▶ Task objective
Quote every entry word for word.

▶ Input material
--- --- ---
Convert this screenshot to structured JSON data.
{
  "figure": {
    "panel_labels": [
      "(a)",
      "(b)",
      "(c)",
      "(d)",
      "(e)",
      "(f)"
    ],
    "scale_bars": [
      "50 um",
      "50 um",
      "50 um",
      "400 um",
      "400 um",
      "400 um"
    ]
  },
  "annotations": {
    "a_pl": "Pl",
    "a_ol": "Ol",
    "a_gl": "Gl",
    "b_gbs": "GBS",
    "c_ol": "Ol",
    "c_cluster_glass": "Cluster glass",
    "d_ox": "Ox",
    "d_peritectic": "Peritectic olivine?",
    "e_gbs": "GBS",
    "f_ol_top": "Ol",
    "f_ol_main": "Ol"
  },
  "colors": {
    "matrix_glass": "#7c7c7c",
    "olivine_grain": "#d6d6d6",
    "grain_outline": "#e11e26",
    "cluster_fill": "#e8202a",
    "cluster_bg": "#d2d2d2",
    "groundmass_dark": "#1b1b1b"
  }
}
--- --- ---
▶ Full response
Convert this screenshot to structured JSON data.
{
  "figure": {
    "panel_labels": [
      "(a)",
      "(b)",
      "(c)",
      "(d)",
      "(e)",
      "(f)"
    ],
    "scale_bars": [
      "50 um",
      "50 um",
      "50 um",
      "400 um",
      "400 um",
      "400 um"
    ]
  },
  "annotations": {
    "a_pl": "Pl",
    "a_ol": "Ol",
    "a_gl": "Gl",
    "b_gbs": "GBS",
    "c_ol": "Ol",
    "c_cluster_glass": "Cluster glass",
    "d_ox": "Ox",
    "d_peritectic": "Peritectic olivine?",
    "e_gbs": "GBS",
    "f_ol_top": "Ol",
    "f_ol_main": "Ol"
  },
  "colors": {
    "matrix_glass": "#7c7c7c",
    "olivine_grain": "#d6d6d6",
    "grain_outline": "#e11e26",
    "cluster_fill": "#e8202a",
    "cluster_bg": "#d2d2d2",
    "groundmass_dark": "#1b1b1b"
  }
}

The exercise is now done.